Repeat the whole listing exactly.

→ **Records excerpted from a collection**:
· · ·
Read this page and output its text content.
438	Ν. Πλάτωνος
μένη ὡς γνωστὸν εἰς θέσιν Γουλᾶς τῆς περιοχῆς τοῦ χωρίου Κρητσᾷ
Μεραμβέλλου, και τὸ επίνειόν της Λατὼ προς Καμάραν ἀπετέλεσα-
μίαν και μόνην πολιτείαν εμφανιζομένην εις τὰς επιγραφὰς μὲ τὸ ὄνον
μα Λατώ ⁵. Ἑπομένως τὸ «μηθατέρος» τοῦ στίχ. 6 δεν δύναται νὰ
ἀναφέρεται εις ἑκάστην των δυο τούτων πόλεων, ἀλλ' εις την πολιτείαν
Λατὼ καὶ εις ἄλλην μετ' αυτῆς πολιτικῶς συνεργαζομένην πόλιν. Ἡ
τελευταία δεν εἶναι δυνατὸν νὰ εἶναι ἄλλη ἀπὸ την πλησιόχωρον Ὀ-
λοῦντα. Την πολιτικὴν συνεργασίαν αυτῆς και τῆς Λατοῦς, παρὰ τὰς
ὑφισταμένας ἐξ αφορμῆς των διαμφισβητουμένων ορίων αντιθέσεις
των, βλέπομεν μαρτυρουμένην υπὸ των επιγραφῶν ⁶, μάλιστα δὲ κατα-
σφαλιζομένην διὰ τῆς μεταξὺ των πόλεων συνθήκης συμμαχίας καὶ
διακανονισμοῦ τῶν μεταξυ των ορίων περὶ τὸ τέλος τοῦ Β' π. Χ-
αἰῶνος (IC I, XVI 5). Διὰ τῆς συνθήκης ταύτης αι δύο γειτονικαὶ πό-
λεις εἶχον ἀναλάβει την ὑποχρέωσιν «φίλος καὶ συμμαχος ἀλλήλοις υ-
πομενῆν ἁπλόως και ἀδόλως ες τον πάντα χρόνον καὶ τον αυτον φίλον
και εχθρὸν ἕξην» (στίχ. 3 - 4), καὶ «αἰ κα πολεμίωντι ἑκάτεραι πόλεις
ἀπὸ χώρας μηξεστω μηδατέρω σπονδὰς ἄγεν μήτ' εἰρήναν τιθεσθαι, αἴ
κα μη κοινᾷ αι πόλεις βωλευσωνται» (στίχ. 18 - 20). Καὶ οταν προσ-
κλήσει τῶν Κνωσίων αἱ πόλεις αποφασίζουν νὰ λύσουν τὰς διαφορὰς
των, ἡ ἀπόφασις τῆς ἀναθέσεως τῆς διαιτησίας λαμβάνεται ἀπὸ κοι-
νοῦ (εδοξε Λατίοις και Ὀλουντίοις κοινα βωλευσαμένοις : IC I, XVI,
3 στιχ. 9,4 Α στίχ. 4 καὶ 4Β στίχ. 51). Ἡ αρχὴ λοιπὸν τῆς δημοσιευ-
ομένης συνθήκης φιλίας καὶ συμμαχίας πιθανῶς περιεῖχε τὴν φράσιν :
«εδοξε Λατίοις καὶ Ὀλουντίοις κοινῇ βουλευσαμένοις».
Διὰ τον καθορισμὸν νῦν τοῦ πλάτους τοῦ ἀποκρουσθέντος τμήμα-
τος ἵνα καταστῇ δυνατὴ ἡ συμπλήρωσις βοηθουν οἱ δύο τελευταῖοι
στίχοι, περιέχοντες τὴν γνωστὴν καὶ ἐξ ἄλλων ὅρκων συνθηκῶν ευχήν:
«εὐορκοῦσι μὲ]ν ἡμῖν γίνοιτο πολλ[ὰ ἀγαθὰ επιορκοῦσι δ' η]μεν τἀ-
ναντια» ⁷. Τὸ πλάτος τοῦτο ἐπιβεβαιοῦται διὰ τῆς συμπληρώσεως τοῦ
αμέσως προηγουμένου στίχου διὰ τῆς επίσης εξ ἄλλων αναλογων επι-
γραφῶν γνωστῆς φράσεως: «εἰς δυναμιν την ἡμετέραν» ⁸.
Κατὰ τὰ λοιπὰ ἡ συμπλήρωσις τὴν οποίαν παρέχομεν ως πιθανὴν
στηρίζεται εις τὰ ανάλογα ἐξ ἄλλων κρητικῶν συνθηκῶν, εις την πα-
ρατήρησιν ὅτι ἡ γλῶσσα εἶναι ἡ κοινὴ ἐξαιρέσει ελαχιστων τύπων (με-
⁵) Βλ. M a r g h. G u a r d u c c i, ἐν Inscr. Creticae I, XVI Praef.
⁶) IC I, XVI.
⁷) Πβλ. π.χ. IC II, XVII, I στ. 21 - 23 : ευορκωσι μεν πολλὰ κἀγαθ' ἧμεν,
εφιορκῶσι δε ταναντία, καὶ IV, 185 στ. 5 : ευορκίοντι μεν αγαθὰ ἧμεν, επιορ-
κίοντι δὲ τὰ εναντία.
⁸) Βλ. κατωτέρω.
· · ·
→ **Solved problem**:
Read this page and output its text content.
438	Ν. Πλάτωνος
μένη ὡς γνωστὸν εἰς θέσιν Γουλᾶς τῆς περιοχῆς τοῦ χωρίου Κρητσᾷ
Μεραμβέλλου, και τὸ επίνειόν της Λατὼ προς Καμάραν ἀπετέλεσα-
μίαν και μόνην πολιτείαν εμφανιζομένην εις τὰς επιγραφὰς μὲ τὸ ὄνον
μα Λατώ ⁵. Ἑπομένως τὸ «μηθατέρος» τοῦ στίχ. 6 δεν δύναται νὰ
ἀναφέρεται εις ἑκάστην των δυο τούτων πόλεων, ἀλλ' εις την πολιτείαν
Λατὼ καὶ εις ἄλλην μετ' αυτῆς πολιτικῶς συνεργαζομένην πόλιν. Ἡ
τελευταία δεν εἶναι δυνατὸν νὰ εἶναι ἄλλη ἀπὸ την πλησιόχωρον Ὀ-
λοῦντα. Την πολιτικὴν συνεργασίαν αυτῆς και τῆς Λατοῦς, παρὰ τὰς
ὑφισταμένας ἐξ αφορμῆς των διαμφισβητουμένων ορίων αντιθέσεις
των, βλέπομεν μαρτυρουμένην υπὸ των επιγραφῶν ⁶, μάλιστα δὲ κατα-
σφαλιζομένην διὰ τῆς μεταξὺ των πόλεων συνθήκης συμμαχίας καὶ
διακανονισμοῦ τῶν μεταξυ των ορίων περὶ τὸ τέλος τοῦ Β' π. Χ-
αἰῶνος (IC I, XVI 5). Διὰ τῆς συνθήκης ταύτης αι δύο γειτονικαὶ πό-
λεις εἶχον ἀναλάβει την ὑποχρέωσιν «φίλος καὶ συμμαχος ἀλλήλοις υ-
πομενῆν ἁπλόως και ἀδόλως ες τον πάντα χρόνον καὶ τον αυτον φίλον
και εχθρὸν ἕξην» (στίχ. 3 - 4), καὶ «αἰ κα πολεμίωντι ἑκάτεραι πόλεις
ἀπὸ χώρας μηξεστω μηδατέρω σπονδὰς ἄγεν μήτ' εἰρήναν τιθεσθαι, αἴ
κα μη κοινᾷ αι πόλεις βωλευσωνται» (στίχ. 18 - 20). Καὶ οταν προσ-
κλήσει τῶν Κνωσίων αἱ πόλεις αποφασίζουν νὰ λύσουν τὰς διαφορὰς
των, ἡ ἀπόφασις τῆς ἀναθέσεως τῆς διαιτησίας λαμβάνεται ἀπὸ κοι-
νοῦ (εδοξε Λατίοις και Ὀλουντίοις κοινα βωλευσαμένοις : IC I, XVI,
3 στιχ. 9,4 Α στίχ. 4 καὶ 4Β στίχ. 51). Ἡ αρχὴ λοιπὸν τῆς δημοσιευ-
ομένης συνθήκης φιλίας καὶ συμμαχίας πιθανῶς περιεῖχε τὴν φράσιν :
«εδοξε Λατίοις καὶ Ὀλουντίοις κοινῇ βουλευσαμένοις».
Διὰ τον καθορισμὸν νῦν τοῦ πλάτους τοῦ ἀποκρουσθέντος τμήμα-
τος ἵνα καταστῇ δυνατὴ ἡ συμπλήρωσις βοηθουν οἱ δύο τελευταῖοι
στίχοι, περιέχοντες τὴν γνωστὴν καὶ ἐξ ἄλλων ὅρκων συνθηκῶν ευχήν:
«εὐορκοῦσι μὲ]ν ἡμῖν γίνοιτο πολλ[ὰ ἀγαθὰ επιορκοῦσι δ' η]μεν τἀ-
ναντια» ⁷. Τὸ πλάτος τοῦτο ἐπιβεβαιοῦται διὰ τῆς συμπληρώσεως τοῦ
αμέσως προηγουμένου στίχου διὰ τῆς επίσης εξ ἄλλων αναλογων επι-
γραφῶν γνωστῆς φράσεως: «εἰς δυναμιν την ἡμετέραν» ⁸.
Κατὰ τὰ λοιπὰ ἡ συμπλήρωσις τὴν οποίαν παρέχομεν ως πιθανὴν
στηρίζεται εις τὰ ανάλογα ἐξ ἄλλων κρητικῶν συνθηκῶν, εις την πα-
ρατήρησιν ὅτι ἡ γλῶσσα εἶναι ἡ κοινὴ ἐξαιρέσει ελαχιστων τύπων (με-
⁵) Βλ. M a r g h. G u a r d u c c i, ἐν Inscr. Creticae I, XVI Praef.
⁶) IC I, XVI.
⁷) Πβλ. π.χ. IC II, XVII, I στ. 21 - 23 : ευορκωσι μεν πολλὰ κἀγαθ' ἧμεν,
εφιορκῶσι δε ταναντία, καὶ IV, 185 στ. 5 : ευορκίοντι μεν αγαθὰ ἧμεν, επιορ-
κίοντι δὲ τὰ εναντία.
⁸) Βλ. κατωτέρω.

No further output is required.